## Directions
Swap "contact-person" for "contact-name" in everything from the start of the records down through the line containing "attachment-link-2[interactable]: 附件2 2026年检验检测能力验证项目报送表.docx", leaving the rest unchanged.

(Element position data)
___
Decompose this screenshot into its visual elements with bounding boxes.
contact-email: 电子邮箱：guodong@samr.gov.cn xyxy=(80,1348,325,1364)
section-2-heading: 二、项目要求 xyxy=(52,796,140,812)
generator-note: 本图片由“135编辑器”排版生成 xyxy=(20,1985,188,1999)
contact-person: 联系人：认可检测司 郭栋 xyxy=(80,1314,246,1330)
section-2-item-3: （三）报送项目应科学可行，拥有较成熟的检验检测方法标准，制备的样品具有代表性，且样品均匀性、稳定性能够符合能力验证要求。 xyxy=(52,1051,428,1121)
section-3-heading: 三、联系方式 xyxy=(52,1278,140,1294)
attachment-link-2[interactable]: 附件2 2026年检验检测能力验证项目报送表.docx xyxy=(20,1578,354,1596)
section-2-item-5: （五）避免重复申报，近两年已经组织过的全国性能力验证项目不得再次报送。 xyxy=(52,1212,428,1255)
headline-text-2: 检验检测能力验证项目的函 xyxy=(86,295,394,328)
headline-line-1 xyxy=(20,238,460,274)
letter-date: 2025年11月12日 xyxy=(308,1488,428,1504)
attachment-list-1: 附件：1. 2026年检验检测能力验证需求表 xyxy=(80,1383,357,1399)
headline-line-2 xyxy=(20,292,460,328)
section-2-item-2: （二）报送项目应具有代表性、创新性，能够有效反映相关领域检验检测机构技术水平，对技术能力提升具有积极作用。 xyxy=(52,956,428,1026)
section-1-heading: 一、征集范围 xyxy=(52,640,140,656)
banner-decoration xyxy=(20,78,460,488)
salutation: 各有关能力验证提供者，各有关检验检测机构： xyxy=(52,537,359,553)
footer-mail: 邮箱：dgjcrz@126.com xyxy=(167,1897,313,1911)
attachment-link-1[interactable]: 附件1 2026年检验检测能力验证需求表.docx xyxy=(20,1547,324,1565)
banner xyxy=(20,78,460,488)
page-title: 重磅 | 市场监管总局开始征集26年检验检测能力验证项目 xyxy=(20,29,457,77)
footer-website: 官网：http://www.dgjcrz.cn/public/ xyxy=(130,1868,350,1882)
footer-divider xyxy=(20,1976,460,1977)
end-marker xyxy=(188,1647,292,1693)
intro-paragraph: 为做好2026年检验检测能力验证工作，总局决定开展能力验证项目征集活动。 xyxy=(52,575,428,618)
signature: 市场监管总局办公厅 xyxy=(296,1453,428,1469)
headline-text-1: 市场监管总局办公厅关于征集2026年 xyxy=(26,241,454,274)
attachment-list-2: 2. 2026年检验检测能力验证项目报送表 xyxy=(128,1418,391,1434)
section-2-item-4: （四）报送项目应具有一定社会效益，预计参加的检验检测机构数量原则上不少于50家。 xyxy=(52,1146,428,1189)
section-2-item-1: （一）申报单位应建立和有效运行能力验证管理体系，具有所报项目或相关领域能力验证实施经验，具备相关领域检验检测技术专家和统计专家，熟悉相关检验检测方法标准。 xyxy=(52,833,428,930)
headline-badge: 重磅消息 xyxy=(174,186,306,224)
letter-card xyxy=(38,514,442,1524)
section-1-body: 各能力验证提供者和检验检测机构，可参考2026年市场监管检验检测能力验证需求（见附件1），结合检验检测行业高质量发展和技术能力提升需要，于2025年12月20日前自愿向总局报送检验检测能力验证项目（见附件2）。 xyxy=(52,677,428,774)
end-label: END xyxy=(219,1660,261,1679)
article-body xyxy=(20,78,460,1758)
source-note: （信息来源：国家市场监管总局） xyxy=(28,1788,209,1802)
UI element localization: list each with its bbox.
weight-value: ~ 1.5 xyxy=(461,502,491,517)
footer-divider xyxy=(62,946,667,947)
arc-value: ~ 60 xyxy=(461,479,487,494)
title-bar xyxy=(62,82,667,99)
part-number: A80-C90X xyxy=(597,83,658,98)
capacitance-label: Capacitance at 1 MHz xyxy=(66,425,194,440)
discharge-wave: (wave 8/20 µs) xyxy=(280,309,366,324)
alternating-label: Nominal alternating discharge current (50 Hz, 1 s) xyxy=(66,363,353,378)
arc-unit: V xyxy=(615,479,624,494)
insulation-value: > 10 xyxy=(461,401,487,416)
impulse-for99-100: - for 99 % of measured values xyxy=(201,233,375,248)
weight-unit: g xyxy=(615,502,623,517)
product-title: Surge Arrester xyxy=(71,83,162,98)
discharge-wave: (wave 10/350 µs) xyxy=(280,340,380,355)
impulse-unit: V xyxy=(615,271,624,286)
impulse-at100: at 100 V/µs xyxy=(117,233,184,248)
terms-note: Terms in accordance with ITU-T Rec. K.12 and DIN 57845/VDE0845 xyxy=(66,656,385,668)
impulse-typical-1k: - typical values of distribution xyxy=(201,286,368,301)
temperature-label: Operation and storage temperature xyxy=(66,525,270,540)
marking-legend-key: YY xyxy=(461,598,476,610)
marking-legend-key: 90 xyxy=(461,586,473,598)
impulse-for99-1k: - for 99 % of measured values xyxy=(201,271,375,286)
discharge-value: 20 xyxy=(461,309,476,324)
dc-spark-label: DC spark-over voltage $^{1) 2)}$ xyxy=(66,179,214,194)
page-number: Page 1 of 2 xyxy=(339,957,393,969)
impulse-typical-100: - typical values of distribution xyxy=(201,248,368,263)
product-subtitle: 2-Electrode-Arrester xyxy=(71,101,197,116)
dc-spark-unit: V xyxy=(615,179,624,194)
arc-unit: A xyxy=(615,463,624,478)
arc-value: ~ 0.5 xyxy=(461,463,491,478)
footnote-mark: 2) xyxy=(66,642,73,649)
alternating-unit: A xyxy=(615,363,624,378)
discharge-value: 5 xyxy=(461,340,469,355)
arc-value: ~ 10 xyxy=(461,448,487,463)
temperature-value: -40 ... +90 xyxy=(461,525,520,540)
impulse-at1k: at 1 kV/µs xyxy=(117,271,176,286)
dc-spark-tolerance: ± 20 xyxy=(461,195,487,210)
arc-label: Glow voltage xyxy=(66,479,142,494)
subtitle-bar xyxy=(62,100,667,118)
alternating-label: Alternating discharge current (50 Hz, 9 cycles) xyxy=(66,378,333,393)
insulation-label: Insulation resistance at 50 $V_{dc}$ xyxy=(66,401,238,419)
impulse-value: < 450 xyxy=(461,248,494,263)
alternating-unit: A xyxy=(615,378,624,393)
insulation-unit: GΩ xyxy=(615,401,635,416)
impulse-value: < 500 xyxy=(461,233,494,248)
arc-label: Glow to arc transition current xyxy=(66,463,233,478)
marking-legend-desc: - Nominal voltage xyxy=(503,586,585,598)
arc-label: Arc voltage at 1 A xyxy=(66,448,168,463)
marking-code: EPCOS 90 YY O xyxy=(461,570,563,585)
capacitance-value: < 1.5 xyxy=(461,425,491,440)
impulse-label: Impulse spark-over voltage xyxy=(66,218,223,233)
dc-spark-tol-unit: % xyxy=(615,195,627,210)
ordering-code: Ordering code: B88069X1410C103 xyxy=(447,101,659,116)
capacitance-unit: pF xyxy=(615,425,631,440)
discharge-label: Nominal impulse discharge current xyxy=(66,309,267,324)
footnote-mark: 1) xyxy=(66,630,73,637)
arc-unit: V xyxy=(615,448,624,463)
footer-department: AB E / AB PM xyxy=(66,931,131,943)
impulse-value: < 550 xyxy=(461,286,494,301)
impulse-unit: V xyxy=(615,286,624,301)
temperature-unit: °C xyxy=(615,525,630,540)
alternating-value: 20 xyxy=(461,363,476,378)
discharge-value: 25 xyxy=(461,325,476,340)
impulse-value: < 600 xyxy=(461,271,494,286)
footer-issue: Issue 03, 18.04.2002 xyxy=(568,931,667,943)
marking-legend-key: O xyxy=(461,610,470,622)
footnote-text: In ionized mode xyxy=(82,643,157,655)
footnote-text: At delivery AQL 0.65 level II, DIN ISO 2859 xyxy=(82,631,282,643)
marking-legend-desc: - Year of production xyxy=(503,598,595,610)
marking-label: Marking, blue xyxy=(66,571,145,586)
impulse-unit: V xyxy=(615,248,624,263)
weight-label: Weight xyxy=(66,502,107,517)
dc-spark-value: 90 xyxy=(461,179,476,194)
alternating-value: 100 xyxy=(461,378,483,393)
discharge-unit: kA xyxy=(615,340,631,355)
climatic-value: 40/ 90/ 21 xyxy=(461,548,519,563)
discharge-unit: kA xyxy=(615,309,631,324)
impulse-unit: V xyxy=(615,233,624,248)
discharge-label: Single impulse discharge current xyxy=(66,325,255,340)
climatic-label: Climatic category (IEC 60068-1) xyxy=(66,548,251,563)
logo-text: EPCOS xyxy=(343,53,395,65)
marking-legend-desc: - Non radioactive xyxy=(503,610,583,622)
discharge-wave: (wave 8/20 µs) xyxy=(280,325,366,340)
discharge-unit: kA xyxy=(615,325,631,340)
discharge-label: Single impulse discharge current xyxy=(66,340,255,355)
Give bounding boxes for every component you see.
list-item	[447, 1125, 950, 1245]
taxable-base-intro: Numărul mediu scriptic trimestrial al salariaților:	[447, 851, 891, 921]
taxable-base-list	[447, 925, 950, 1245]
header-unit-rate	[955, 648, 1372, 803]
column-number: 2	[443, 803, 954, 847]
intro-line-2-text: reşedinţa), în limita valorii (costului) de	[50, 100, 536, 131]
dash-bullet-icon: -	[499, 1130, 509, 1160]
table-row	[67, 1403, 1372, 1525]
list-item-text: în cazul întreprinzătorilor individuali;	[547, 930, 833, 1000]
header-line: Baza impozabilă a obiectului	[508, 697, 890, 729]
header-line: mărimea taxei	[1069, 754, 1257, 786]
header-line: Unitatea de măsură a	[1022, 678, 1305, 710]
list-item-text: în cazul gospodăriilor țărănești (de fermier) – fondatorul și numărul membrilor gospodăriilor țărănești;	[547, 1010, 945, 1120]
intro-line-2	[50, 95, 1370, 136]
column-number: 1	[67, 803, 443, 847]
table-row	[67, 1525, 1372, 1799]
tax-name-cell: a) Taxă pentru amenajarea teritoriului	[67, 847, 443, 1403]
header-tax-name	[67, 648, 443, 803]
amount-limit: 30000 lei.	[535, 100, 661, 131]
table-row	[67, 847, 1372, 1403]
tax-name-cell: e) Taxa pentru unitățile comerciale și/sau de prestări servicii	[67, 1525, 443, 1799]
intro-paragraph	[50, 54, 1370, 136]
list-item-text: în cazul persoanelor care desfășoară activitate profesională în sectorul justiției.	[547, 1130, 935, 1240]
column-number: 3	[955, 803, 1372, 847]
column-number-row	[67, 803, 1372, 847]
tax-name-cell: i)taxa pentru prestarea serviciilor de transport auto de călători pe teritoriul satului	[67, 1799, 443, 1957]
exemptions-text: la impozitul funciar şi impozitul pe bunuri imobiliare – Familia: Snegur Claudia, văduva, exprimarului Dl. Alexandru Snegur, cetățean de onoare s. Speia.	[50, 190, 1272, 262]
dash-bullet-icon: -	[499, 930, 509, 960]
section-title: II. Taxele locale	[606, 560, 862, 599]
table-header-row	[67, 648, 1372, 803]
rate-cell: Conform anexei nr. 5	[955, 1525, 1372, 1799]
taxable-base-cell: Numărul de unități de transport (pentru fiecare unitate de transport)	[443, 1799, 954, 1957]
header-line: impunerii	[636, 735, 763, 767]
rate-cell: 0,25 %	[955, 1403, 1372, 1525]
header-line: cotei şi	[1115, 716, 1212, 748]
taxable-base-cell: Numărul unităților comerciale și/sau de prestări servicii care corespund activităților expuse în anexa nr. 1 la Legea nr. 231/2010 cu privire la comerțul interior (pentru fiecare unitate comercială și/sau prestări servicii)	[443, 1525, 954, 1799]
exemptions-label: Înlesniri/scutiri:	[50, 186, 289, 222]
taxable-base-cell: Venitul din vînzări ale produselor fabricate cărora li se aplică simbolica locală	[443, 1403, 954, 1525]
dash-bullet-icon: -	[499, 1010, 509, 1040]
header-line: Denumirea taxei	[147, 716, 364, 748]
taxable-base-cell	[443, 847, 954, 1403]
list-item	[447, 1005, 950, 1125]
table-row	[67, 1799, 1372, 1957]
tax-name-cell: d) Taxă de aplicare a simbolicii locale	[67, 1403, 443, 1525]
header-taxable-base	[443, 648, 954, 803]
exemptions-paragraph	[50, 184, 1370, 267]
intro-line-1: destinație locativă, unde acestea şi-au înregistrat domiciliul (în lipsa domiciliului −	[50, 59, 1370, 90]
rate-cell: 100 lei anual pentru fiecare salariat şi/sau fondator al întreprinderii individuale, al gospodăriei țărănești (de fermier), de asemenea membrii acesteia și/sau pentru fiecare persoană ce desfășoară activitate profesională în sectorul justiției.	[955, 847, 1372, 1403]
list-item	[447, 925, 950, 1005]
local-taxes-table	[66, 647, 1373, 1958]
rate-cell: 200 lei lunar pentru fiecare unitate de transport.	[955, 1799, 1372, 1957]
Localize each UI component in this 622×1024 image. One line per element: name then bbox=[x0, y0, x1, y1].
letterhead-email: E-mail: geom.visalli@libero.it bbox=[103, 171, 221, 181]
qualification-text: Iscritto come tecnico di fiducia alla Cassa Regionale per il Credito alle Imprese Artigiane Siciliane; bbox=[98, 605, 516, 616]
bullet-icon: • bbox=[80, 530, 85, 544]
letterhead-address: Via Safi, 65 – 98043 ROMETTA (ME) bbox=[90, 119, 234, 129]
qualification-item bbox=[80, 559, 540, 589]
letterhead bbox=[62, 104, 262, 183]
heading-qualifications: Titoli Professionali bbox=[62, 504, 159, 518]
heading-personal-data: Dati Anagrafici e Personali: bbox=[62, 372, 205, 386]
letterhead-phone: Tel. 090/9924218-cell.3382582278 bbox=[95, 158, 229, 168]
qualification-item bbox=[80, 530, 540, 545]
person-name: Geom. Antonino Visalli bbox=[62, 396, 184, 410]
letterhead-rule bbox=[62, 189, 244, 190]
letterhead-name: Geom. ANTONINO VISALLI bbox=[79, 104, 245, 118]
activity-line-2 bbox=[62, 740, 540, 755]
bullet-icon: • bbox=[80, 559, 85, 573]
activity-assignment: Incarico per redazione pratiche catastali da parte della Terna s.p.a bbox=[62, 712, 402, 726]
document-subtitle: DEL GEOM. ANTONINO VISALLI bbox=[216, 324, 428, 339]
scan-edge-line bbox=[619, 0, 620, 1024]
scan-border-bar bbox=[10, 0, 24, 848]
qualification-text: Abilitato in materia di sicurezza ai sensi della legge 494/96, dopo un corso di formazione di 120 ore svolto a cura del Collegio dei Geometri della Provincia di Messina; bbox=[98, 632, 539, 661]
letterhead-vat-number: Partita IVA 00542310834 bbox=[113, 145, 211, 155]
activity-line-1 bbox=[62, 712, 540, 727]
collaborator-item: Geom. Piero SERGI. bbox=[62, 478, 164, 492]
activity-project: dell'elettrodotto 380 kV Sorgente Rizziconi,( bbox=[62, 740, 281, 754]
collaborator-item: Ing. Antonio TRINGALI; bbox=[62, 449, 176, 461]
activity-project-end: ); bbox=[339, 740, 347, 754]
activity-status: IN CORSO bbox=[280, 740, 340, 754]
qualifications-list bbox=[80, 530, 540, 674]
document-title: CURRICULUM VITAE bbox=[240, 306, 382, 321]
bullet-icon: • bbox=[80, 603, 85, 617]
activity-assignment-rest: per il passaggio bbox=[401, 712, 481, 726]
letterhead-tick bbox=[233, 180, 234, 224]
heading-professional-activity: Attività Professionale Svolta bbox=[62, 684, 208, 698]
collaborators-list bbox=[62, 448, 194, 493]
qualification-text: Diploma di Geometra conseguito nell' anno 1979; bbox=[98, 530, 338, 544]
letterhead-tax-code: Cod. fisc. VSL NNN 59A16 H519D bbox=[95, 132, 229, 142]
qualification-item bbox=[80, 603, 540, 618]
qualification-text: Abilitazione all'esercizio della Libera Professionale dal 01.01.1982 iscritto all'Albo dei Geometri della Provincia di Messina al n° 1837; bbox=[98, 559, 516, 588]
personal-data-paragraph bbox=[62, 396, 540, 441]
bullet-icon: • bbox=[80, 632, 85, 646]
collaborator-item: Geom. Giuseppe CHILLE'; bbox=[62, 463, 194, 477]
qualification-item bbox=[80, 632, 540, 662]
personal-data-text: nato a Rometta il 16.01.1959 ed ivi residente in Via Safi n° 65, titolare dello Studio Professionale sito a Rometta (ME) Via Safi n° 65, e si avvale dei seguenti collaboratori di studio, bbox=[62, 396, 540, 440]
___
## Solved exercise
Decompose this screenshot into its visual elements with bounding boxes.
contact-email: 电子邮箱：guodong@samr.gov.cn xyxy=(80,1348,325,1364)
section-2-heading: 二、项目要求 xyxy=(52,796,140,812)
generator-note: 本图片由“135编辑器”排版生成 xyxy=(20,1985,188,1999)
contact-name: 联系人：认可检测司 郭栋 xyxy=(80,1314,246,1330)
section-2-item-3: （三）报送项目应科学可行，拥有较成熟的检验检测方法标准，制备的样品具有代表性，且样品均匀性、稳定性能够符合能力验证要求。 xyxy=(52,1051,428,1121)
section-3-heading: 三、联系方式 xyxy=(52,1278,140,1294)
attachment-link-2[interactable]: 附件2 2026年检验检测能力验证项目报送表.docx xyxy=(20,1578,354,1596)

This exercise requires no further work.